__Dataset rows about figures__
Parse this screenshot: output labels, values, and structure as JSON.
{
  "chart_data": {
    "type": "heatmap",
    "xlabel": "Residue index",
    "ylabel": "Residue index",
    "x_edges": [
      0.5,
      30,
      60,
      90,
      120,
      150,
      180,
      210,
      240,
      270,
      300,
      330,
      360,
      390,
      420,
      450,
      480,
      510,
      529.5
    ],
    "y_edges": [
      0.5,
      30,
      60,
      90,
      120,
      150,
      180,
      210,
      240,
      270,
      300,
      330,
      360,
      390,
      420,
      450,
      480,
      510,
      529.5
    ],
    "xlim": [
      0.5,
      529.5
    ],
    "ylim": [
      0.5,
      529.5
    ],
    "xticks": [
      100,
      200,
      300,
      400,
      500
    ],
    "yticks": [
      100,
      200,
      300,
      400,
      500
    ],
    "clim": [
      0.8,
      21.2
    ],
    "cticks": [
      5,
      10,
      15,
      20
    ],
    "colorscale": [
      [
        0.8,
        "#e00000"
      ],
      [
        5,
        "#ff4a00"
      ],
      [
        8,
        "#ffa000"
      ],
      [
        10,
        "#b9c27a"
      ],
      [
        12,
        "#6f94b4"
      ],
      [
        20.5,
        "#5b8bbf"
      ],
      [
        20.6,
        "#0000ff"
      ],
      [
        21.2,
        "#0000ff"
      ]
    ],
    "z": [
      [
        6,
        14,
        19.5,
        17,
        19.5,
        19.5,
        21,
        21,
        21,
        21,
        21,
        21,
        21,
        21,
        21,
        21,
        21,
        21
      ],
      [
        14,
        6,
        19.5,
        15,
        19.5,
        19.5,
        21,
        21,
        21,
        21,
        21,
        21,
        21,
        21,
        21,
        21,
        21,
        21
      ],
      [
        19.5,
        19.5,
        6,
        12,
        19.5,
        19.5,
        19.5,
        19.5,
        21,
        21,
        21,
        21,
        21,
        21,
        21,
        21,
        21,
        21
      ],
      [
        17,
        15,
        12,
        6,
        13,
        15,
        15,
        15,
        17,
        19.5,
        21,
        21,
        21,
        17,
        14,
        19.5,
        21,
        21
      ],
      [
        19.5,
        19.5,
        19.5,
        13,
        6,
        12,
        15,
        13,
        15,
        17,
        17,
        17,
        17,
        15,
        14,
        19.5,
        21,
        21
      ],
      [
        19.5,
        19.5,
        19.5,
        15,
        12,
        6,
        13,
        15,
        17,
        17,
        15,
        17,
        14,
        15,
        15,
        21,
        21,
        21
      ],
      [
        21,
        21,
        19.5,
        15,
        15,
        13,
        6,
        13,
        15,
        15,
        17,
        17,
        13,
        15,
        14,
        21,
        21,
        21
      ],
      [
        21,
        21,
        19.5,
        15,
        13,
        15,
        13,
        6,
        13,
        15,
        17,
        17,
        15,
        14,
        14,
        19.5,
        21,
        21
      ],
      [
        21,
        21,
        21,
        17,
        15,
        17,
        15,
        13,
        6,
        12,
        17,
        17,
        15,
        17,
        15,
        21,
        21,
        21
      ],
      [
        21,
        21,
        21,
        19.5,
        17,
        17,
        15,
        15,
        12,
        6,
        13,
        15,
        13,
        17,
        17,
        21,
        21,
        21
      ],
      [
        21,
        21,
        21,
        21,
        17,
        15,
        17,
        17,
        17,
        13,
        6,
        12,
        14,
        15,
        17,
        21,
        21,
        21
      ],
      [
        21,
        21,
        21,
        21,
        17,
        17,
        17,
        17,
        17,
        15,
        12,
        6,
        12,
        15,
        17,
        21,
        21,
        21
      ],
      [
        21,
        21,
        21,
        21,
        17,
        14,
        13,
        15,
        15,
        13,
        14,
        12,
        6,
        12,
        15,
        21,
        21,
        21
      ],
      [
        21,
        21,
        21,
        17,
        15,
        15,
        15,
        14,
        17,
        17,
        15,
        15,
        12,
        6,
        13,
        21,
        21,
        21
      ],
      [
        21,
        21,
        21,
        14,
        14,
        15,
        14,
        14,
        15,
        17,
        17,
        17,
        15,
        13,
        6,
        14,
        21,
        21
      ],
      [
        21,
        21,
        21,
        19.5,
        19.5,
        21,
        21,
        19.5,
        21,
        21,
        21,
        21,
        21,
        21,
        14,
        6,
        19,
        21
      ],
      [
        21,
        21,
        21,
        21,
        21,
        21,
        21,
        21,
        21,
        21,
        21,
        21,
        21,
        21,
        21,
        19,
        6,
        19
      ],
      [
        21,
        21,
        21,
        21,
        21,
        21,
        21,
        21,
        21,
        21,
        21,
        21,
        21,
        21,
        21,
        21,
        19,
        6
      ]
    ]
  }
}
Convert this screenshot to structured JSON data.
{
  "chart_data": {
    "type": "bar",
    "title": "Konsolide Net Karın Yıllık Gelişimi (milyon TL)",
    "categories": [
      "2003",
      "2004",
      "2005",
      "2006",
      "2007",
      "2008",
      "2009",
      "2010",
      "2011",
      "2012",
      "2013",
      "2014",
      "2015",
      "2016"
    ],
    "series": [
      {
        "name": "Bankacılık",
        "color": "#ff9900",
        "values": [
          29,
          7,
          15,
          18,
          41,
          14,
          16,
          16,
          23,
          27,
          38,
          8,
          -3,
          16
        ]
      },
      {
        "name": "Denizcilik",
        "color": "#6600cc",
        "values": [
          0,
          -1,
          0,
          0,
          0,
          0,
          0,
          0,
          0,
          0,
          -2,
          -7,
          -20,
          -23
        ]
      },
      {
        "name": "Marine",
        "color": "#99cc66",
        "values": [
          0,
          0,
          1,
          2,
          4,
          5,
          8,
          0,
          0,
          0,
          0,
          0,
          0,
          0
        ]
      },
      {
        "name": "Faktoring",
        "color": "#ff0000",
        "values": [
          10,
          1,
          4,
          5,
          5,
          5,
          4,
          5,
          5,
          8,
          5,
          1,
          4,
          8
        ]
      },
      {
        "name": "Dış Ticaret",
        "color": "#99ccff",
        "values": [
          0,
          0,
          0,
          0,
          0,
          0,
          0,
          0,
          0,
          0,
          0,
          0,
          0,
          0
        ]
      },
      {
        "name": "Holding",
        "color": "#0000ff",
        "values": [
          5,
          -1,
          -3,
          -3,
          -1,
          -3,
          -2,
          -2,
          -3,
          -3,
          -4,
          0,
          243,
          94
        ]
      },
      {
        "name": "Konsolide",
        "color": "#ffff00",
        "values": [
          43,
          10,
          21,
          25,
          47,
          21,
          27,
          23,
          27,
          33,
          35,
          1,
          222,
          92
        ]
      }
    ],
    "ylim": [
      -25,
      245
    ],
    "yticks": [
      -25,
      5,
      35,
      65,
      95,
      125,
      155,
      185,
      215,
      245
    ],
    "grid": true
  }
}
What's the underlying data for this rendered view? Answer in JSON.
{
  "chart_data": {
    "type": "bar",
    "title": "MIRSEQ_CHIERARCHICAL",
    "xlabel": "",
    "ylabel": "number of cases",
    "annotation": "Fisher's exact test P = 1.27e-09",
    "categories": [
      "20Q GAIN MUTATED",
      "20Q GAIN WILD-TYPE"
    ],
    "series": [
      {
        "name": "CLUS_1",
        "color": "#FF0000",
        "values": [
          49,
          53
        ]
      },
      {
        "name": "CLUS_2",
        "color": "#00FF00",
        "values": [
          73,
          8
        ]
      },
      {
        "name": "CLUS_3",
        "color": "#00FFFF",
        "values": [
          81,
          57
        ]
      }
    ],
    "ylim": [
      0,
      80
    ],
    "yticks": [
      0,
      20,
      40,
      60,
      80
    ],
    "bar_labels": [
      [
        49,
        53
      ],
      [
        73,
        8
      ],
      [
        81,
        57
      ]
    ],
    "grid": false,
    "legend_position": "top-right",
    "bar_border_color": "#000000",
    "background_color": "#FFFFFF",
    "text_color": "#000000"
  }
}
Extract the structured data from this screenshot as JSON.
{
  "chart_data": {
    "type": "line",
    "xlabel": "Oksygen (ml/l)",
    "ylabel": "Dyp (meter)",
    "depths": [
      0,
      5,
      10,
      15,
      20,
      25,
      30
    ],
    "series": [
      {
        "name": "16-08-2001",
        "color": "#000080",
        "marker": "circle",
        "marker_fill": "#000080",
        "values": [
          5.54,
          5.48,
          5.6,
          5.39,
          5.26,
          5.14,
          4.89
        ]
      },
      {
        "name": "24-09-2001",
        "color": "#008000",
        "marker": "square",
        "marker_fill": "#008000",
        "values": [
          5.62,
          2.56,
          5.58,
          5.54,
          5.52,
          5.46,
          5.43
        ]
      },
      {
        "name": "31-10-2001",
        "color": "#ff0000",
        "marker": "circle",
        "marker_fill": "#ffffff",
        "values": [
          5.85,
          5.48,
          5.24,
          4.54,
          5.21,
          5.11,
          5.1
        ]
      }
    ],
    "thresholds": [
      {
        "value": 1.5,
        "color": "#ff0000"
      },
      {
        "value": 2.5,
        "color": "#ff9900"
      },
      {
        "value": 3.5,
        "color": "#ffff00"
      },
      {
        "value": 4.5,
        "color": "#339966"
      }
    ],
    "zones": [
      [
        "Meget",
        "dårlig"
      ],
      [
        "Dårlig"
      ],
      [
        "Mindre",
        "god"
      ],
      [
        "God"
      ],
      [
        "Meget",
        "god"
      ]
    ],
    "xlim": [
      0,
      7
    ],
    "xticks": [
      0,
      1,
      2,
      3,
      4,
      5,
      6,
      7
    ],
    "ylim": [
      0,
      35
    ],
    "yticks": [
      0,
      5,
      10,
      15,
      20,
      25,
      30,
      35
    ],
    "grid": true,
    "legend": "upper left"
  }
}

__Task statement__
Show the lines of the data that hold the word "Konsolide".

__Full response__
    "title": "Konsolide Net Karın Yıllık Gelişimi (milyon TL)",
        "name": "Konsolide",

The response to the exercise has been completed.